Take each line containing "Task" and report it exactly as written.

Stored dataset items |
☆ ☆ ☆ ☆
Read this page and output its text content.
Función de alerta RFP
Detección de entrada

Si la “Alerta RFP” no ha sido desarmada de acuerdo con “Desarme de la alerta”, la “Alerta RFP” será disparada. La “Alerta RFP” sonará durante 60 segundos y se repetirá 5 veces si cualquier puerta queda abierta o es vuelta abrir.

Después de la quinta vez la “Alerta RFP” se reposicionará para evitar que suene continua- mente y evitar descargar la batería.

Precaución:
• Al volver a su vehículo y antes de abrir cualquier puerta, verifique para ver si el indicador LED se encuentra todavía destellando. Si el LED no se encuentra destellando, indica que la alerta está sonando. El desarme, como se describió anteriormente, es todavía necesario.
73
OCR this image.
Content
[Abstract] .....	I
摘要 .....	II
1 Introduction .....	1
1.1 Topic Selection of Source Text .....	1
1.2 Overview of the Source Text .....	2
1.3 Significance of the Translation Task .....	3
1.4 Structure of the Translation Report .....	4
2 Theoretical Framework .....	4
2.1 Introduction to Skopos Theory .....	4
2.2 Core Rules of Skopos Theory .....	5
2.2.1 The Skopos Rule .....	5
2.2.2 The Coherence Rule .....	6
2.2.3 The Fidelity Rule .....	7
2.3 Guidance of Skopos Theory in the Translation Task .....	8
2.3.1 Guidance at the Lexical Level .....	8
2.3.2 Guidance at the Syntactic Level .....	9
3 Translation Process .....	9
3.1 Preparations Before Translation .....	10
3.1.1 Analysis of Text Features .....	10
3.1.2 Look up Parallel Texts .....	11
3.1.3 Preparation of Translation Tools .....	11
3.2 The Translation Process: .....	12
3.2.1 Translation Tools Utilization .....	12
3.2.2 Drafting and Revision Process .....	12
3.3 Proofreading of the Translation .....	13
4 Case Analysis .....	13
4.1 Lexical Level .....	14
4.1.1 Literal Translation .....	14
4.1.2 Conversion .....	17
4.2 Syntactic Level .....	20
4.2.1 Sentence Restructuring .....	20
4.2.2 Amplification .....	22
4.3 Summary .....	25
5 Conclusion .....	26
☆ ☆ ☆ ☆
PROBLEM SOLUTION |
1.3 Significance of the Translation Task .....	3
2.3 Guidance of Skopos Theory in the Translation Task .....	8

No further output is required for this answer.